### AIM OF THE TASK
Pictures do not belong in the copy; quote every entry below exactly.

-- BEGIN DATA ROWS --

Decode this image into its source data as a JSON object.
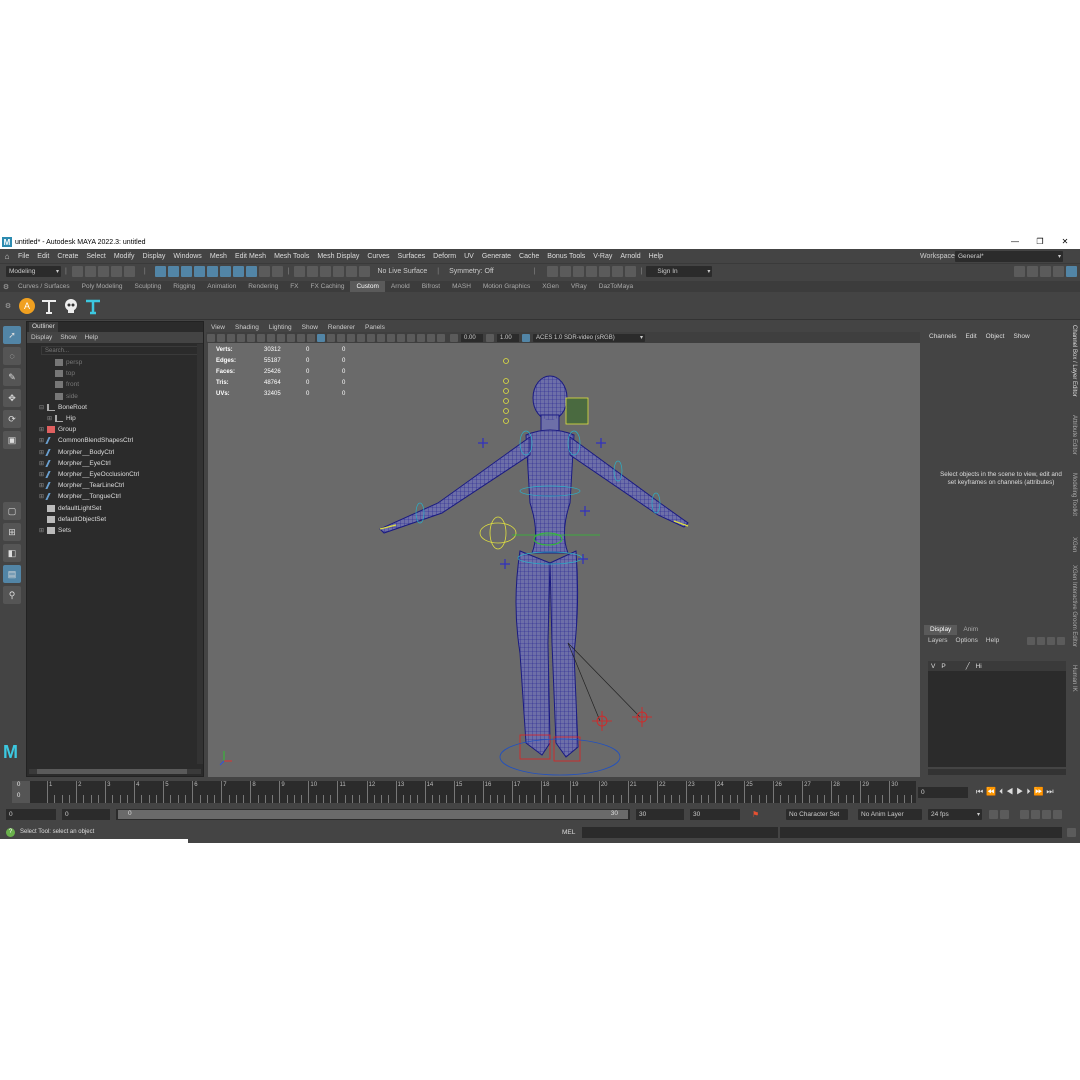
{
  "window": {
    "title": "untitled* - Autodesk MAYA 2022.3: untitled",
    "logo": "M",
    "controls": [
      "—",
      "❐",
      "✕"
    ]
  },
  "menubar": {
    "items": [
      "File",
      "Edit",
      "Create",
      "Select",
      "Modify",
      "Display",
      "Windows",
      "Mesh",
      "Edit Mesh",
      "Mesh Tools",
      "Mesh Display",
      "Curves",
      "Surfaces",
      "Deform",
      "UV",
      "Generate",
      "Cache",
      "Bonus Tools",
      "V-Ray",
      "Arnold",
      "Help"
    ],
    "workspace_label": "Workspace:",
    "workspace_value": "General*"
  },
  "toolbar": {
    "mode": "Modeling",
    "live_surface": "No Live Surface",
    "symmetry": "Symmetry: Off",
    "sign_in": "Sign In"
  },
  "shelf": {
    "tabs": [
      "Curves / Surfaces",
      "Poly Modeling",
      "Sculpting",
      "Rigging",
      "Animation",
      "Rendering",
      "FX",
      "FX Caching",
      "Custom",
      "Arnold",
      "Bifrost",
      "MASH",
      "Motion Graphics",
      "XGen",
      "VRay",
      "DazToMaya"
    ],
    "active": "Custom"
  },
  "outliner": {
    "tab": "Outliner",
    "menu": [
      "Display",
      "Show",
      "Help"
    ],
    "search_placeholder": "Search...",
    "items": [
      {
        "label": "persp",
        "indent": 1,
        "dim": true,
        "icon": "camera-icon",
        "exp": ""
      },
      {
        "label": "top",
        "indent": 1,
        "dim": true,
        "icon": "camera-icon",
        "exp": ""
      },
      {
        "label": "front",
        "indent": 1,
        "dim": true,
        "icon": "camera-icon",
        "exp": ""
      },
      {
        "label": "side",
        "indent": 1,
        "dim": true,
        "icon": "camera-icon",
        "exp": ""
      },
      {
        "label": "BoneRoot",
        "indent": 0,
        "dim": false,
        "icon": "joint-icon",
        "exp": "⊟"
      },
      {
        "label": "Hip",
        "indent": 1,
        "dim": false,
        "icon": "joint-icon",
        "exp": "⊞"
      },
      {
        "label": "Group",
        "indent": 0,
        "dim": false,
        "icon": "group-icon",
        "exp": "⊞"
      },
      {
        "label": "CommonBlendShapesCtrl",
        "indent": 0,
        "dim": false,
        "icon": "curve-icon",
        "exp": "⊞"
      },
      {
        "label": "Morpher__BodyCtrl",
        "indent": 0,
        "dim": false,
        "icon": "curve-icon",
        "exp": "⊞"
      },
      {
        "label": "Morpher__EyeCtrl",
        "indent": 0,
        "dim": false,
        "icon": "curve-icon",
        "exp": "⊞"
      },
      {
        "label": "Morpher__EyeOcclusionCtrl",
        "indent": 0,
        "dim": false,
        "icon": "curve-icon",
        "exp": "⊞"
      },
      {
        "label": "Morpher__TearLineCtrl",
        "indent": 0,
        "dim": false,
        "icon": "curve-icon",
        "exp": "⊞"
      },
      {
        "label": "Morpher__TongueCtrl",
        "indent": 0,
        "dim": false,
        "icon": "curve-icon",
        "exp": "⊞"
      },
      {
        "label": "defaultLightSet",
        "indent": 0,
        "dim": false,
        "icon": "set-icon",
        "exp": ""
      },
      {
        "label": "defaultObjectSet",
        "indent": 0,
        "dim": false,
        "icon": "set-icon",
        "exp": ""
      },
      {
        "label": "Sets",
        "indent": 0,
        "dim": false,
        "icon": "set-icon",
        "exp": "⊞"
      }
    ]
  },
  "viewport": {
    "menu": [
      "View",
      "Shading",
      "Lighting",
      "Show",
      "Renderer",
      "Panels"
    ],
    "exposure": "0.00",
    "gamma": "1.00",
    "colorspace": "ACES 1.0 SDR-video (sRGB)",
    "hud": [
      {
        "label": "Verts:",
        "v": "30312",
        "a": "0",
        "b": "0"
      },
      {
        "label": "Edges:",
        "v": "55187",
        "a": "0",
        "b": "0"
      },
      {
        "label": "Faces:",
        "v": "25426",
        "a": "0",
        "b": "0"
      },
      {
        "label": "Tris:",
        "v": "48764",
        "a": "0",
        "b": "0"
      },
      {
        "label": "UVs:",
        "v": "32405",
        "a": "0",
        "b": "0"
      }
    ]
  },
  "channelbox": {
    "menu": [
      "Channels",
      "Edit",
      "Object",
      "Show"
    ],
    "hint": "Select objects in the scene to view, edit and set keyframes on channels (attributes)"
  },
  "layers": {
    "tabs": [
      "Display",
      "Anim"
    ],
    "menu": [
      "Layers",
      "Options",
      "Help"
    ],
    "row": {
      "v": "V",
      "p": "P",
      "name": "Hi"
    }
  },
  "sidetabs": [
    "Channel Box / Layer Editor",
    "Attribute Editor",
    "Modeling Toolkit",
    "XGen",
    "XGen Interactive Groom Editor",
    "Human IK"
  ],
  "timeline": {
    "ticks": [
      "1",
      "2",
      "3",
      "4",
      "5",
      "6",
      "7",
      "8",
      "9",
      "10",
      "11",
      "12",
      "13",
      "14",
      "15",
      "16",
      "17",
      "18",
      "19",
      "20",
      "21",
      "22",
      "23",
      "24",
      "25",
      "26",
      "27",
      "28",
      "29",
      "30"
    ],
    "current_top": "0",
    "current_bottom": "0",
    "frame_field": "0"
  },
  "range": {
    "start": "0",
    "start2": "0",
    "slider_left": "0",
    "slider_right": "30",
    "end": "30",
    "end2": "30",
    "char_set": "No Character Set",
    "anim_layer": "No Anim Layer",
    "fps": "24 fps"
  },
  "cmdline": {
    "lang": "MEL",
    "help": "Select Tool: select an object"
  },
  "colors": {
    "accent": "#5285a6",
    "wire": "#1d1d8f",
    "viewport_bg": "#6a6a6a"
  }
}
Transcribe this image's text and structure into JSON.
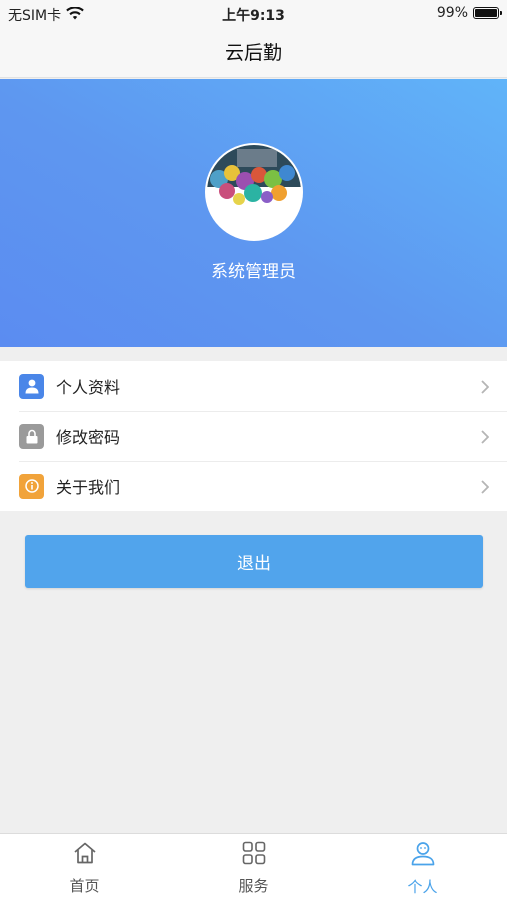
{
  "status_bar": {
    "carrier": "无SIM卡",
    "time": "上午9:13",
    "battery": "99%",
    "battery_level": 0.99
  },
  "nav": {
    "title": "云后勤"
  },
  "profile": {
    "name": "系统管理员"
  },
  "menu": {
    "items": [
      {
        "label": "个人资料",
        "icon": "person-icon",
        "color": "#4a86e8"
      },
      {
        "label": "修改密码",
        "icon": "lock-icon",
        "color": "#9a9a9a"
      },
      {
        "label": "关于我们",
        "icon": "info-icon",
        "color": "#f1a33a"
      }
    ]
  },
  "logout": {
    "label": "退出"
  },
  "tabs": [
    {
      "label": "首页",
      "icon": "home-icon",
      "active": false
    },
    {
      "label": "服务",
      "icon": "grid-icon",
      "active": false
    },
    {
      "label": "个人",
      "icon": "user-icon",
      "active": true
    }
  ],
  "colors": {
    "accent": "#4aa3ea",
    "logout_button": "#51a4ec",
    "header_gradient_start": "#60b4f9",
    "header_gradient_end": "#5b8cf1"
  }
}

-- END DATA ROWS --

### RESULT FOR THIS TASK
Decode this image into its source data as a JSON object.
{
  "window": {
    "title": "untitled* - Autodesk MAYA 2022.3: untitled",
    "logo": "M",
    "controls": [
      "—",
      "❐",
      "✕"
    ]
  },
  "menubar": {
    "items": [
      "File",
      "Edit",
      "Create",
      "Select",
      "Modify",
      "Display",
      "Windows",
      "Mesh",
      "Edit Mesh",
      "Mesh Tools",
      "Mesh Display",
      "Curves",
      "Surfaces",
      "Deform",
      "UV",
      "Generate",
      "Cache",
      "Bonus Tools",
      "V-Ray",
      "Arnold",
      "Help"
    ],
    "workspace_label": "Workspace:",
    "workspace_value": "General*"
  },
  "toolbar": {
    "mode": "Modeling",
    "live_surface": "No Live Surface",
    "symmetry": "Symmetry: Off",
    "sign_in": "Sign In"
  },
  "shelf": {
    "tabs": [
      "Curves / Surfaces",
      "Poly Modeling",
      "Sculpting",
      "Rigging",
      "Animation",
      "Rendering",
      "FX",
      "FX Caching",
      "Custom",
      "Arnold",
      "Bifrost",
      "MASH",
      "Motion Graphics",
      "XGen",
      "VRay",
      "DazToMaya"
    ],
    "active": "Custom"
  },
  "outliner": {
    "tab": "Outliner",
    "menu": [
      "Display",
      "Show",
      "Help"
    ],
    "search_placeholder": "Search...",
    "items": [
      {
        "label": "persp",
        "indent": 1,
        "dim": true,
        "icon": "camera-icon",
        "exp": ""
      },
      {
        "label": "top",
        "indent": 1,
        "dim": true,
        "icon": "camera-icon",
        "exp": ""
      },
      {
        "label": "front",
        "indent": 1,
        "dim": true,
        "icon": "camera-icon",
        "exp": ""
      },
      {
        "label": "side",
        "indent": 1,
        "dim": true,
        "icon": "camera-icon",
        "exp": ""
      },
      {
        "label": "BoneRoot",
        "indent": 0,
        "dim": false,
        "icon": "joint-icon",
        "exp": "⊟"
      },
      {
        "label": "Hip",
        "indent": 1,
        "dim": false,
        "icon": "joint-icon",
        "exp": "⊞"
      },
      {
        "label": "Group",
        "indent": 0,
        "dim": false,
        "icon": "group-icon",
        "exp": "⊞"
      },
      {
        "label": "CommonBlendShapesCtrl",
        "indent": 0,
        "dim": false,
        "icon": "curve-icon",
        "exp": "⊞"
      },
      {
        "label": "Morpher__BodyCtrl",
        "indent": 0,
        "dim": false,
        "icon": "curve-icon",
        "exp": "⊞"
      },
      {
        "label": "Morpher__EyeCtrl",
        "indent": 0,
        "dim": false,
        "icon": "curve-icon",
        "exp": "⊞"
      },
      {
        "label": "Morpher__EyeOcclusionCtrl",
        "indent": 0,
        "dim": false,
        "icon": "curve-icon",
        "exp": "⊞"
      },
      {
        "label": "Morpher__TearLineCtrl",
        "indent": 0,
        "dim": false,
        "icon": "curve-icon",
        "exp": "⊞"
      },
      {
        "label": "Morpher__TongueCtrl",
        "indent": 0,
        "dim": false,
        "icon": "curve-icon",
        "exp": "⊞"
      },
      {
        "label": "defaultLightSet",
        "indent": 0,
        "dim": false,
        "icon": "set-icon",
        "exp": ""
      },
      {
        "label": "defaultObjectSet",
        "indent": 0,
        "dim": false,
        "icon": "set-icon",
        "exp": ""
      },
      {
        "label": "Sets",
        "indent": 0,
        "dim": false,
        "icon": "set-icon",
        "exp": "⊞"
      }
    ]
  },
  "viewport": {
    "menu": [
      "View",
      "Shading",
      "Lighting",
      "Show",
      "Renderer",
      "Panels"
    ],
    "exposure": "0.00",
    "gamma": "1.00",
    "colorspace": "ACES 1.0 SDR-video (sRGB)",
    "hud": [
      {
        "label": "Verts:",
        "v": "30312",
        "a": "0",
        "b": "0"
      },
      {
        "label": "Edges:",
        "v": "55187",
        "a": "0",
        "b": "0"
      },
      {
        "label": "Faces:",
        "v": "25426",
        "a": "0",
        "b": "0"
      },
      {
        "label": "Tris:",
        "v": "48764",
        "a": "0",
        "b": "0"
      },
      {
        "label": "UVs:",
        "v": "32405",
        "a": "0",
        "b": "0"
      }
    ]
  },
  "channelbox": {
    "menu": [
      "Channels",
      "Edit",
      "Object",
      "Show"
    ],
    "hint": "Select objects in the scene to view, edit and set keyframes on channels (attributes)"
  },
  "layers": {
    "tabs": [
      "Display",
      "Anim"
    ],
    "menu": [
      "Layers",
      "Options",
      "Help"
    ],
    "row": {
      "v": "V",
      "p": "P",
      "name": "Hi"
    }
  },
  "sidetabs": [
    "Channel Box / Layer Editor",
    "Attribute Editor",
    "Modeling Toolkit",
    "XGen",
    "XGen Interactive Groom Editor",
    "Human IK"
  ],
  "timeline": {
    "ticks": [
      "1",
      "2",
      "3",
      "4",
      "5",
      "6",
      "7",
      "8",
      "9",
      "10",
      "11",
      "12",
      "13",
      "14",
      "15",
      "16",
      "17",
      "18",
      "19",
      "20",
      "21",
      "22",
      "23",
      "24",
      "25",
      "26",
      "27",
      "28",
      "29",
      "30"
    ],
    "current_top": "0",
    "current_bottom": "0",
    "frame_field": "0"
  },
  "range": {
    "start": "0",
    "start2": "0",
    "slider_left": "0",
    "slider_right": "30",
    "end": "30",
    "end2": "30",
    "char_set": "No Character Set",
    "anim_layer": "No Anim Layer",
    "fps": "24 fps"
  },
  "cmdline": {
    "lang": "MEL",
    "help": "Select Tool: select an object"
  },
  "colors": {
    "accent": "#5285a6",
    "wire": "#1d1d8f",
    "viewport_bg": "#6a6a6a"
  }
}
Transcribe this image's text and structure into JSON.
{
  "status_bar": {
    "carrier": "无SIM卡",
    "time": "上午9:13",
    "battery": "99%",
    "battery_level": 0.99
  },
  "nav": {
    "title": "云后勤"
  },
  "profile": {
    "name": "系统管理员"
  },
  "menu": {
    "items": [
      {
        "label": "个人资料",
        "icon": "person-icon",
        "color": "#4a86e8"
      },
      {
        "label": "修改密码",
        "icon": "lock-icon",
        "color": "#9a9a9a"
      },
      {
        "label": "关于我们",
        "icon": "info-icon",
        "color": "#f1a33a"
      }
    ]
  },
  "logout": {
    "label": "退出"
  },
  "tabs": [
    {
      "label": "首页",
      "icon": "home-icon",
      "active": false
    },
    {
      "label": "服务",
      "icon": "grid-icon",
      "active": false
    },
    {
      "label": "个人",
      "icon": "user-icon",
      "active": true
    }
  ],
  "colors": {
    "accent": "#4aa3ea",
    "logout_button": "#51a4ec",
    "header_gradient_start": "#60b4f9",
    "header_gradient_end": "#5b8cf1"
  }
}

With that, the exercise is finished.